■ **EXERCISE DIRECTIONS**
Repeat the records below exactly, line for line, but leave out the pictures.
start
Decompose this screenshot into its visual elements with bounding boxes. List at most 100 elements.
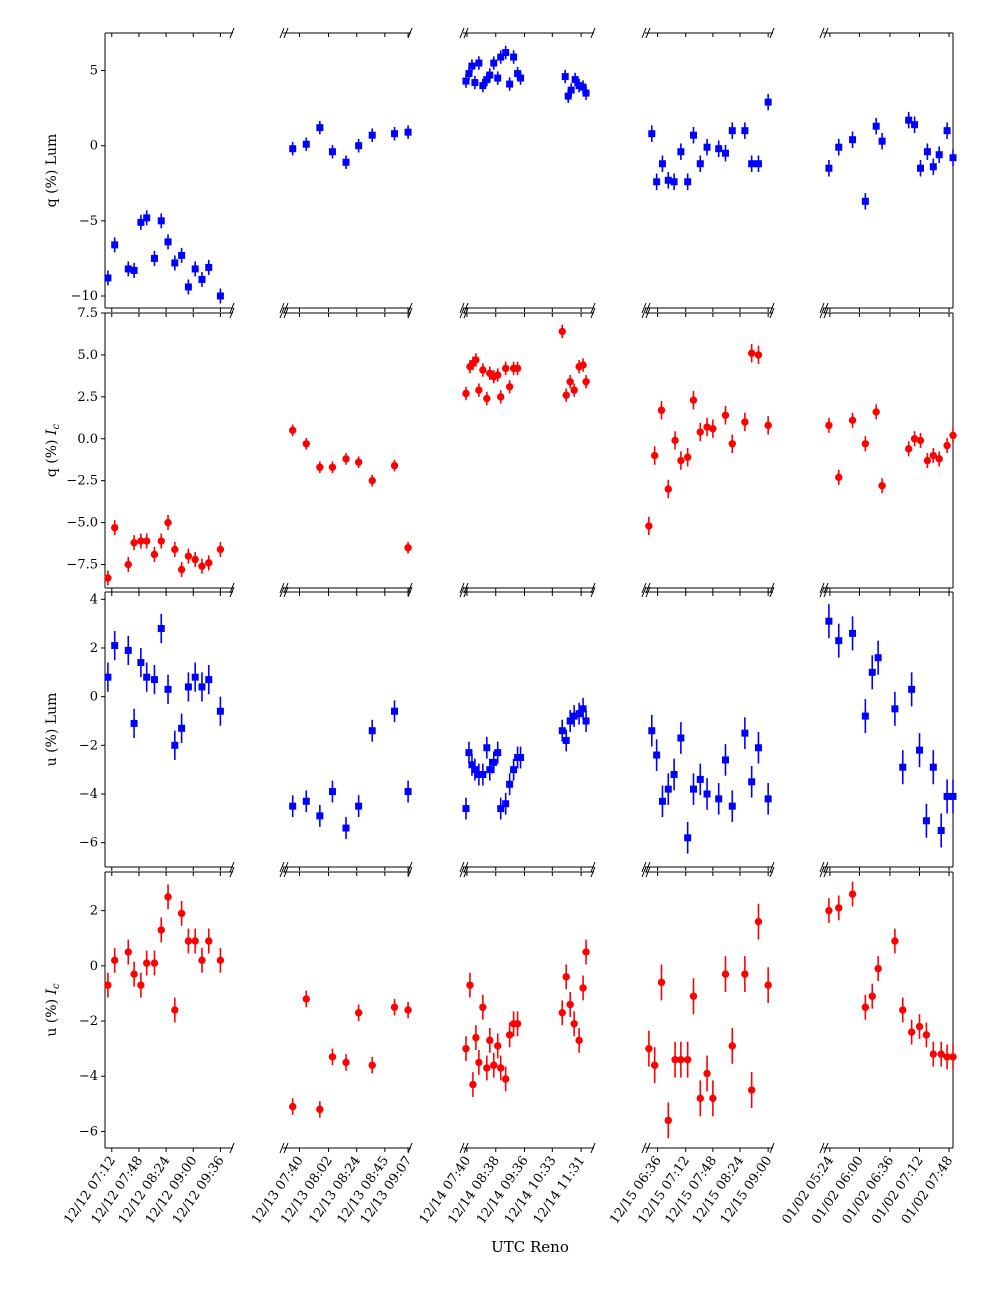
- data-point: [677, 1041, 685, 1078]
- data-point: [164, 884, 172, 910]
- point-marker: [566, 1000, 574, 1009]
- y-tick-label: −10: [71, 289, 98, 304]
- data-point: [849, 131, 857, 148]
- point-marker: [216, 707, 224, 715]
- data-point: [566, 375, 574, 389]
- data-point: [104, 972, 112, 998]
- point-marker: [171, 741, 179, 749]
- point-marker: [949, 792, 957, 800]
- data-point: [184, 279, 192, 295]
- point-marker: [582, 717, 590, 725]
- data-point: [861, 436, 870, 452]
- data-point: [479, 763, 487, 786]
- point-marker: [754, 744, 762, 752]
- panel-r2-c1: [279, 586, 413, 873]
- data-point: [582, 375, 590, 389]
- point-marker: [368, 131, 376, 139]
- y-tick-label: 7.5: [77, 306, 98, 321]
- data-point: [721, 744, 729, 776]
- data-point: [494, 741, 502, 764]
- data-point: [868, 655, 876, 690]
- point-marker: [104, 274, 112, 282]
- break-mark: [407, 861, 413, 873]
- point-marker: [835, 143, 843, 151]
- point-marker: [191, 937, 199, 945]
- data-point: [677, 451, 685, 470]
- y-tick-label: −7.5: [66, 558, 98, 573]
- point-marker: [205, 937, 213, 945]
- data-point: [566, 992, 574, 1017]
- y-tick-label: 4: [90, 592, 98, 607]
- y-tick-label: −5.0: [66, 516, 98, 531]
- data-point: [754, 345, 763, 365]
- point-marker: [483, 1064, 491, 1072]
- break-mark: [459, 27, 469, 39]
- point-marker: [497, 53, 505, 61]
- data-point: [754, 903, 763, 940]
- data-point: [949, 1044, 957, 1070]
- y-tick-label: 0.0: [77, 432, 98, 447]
end
■ **TASK OUTPUT**
Decompose this screenshot into its visual elements with bounding boxes. List at most 100 elements.
- data-point: [677, 1041, 685, 1078]
- data-point: [164, 884, 172, 910]
- point-marker: [566, 1000, 574, 1009]
- y-tick-label: −10: [71, 289, 98, 304]
- data-point: [849, 131, 857, 148]
- point-marker: [216, 707, 224, 715]
- data-point: [566, 375, 574, 389]
- data-point: [104, 972, 112, 998]
- point-marker: [171, 741, 179, 749]
- point-marker: [949, 792, 957, 800]
- data-point: [184, 279, 192, 295]
- point-marker: [582, 717, 590, 725]
- data-point: [861, 436, 870, 452]
- data-point: [479, 763, 487, 786]
- point-marker: [754, 744, 762, 752]
- panel-r2-c1: [279, 586, 413, 873]
- data-point: [582, 375, 590, 389]
- point-marker: [368, 131, 376, 139]
- y-tick-label: 7.5: [77, 306, 98, 321]
- data-point: [721, 744, 729, 776]
- data-point: [494, 741, 502, 764]
- data-point: [868, 655, 876, 690]
- point-marker: [104, 274, 112, 282]
- break-mark: [407, 861, 413, 873]
- point-marker: [835, 143, 843, 151]
- point-marker: [191, 937, 199, 945]
- data-point: [677, 451, 685, 470]
- y-tick-label: −7.5: [66, 558, 98, 573]
- point-marker: [205, 937, 213, 945]
- data-point: [566, 992, 574, 1017]
- y-tick-label: 4: [90, 592, 98, 607]
- y-tick-label: −5.0: [66, 516, 98, 531]
- data-point: [754, 345, 763, 365]
- point-marker: [483, 1064, 491, 1072]
- break-mark: [459, 27, 469, 39]
- point-marker: [497, 53, 505, 61]
- data-point: [754, 903, 763, 940]
- data-point: [949, 1044, 957, 1070]
- y-tick-label: 0.0: [77, 432, 98, 447]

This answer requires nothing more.